Each line that holds the word "viento" is to be identified and copied.

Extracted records

● ● ● ●

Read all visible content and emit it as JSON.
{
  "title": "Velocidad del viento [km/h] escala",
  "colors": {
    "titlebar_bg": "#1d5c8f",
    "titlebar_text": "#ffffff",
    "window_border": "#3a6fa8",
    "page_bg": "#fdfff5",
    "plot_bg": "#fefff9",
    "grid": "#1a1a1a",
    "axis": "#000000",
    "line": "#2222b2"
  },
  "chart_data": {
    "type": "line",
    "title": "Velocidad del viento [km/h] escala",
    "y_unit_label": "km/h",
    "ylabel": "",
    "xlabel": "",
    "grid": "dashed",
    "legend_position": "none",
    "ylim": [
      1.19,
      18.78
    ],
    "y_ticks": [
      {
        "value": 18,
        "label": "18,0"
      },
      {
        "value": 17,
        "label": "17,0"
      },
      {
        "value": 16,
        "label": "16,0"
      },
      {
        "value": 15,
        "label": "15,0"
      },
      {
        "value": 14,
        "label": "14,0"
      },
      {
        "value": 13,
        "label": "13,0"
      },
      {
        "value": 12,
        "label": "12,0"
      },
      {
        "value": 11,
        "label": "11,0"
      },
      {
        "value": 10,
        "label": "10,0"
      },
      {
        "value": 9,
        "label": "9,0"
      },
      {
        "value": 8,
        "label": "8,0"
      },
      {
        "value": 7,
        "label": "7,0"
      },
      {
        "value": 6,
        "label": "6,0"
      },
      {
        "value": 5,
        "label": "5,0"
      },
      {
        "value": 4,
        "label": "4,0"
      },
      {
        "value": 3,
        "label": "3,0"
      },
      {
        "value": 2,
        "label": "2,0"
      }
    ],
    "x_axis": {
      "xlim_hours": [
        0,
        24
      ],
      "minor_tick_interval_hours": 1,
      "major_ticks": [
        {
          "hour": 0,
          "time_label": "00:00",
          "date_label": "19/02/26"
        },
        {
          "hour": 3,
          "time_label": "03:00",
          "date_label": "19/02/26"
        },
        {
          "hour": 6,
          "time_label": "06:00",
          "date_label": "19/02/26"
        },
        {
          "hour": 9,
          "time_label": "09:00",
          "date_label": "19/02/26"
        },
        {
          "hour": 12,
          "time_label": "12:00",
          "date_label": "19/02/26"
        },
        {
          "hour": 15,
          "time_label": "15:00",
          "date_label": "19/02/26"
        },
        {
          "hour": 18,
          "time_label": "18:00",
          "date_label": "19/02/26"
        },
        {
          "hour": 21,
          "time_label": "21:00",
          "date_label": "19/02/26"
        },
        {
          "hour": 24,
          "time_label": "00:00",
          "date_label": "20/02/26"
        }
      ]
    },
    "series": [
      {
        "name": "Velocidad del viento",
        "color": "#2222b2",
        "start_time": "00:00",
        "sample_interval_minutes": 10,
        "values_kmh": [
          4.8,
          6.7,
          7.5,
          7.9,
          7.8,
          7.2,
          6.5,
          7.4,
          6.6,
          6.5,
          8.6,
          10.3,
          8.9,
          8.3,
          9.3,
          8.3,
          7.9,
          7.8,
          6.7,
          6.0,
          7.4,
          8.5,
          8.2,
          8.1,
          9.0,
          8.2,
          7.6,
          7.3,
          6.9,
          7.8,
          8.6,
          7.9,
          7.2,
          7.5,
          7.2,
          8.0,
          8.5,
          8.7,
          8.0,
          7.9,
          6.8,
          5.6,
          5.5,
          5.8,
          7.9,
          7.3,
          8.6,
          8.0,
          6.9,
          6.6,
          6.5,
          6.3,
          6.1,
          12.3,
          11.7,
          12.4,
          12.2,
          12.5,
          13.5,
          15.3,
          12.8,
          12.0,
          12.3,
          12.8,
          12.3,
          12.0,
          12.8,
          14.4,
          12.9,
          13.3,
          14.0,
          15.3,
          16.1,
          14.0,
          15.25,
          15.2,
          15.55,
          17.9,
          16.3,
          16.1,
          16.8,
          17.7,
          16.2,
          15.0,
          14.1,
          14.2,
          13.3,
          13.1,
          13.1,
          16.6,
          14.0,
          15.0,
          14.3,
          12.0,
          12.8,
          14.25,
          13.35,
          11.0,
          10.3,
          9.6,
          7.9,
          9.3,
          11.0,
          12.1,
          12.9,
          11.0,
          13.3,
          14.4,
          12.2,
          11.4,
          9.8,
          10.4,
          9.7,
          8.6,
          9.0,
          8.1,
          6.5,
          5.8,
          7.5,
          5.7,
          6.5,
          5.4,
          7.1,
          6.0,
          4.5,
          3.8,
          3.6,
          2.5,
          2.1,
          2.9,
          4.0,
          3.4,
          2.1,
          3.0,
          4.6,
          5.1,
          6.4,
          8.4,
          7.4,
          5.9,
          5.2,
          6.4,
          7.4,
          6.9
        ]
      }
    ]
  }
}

● ● ● ●

◆ Final result
  "title": "Velocidad del viento [km/h] escala",
    "title": "Velocidad del viento [km/h] escala",
        "name": "Velocidad del viento",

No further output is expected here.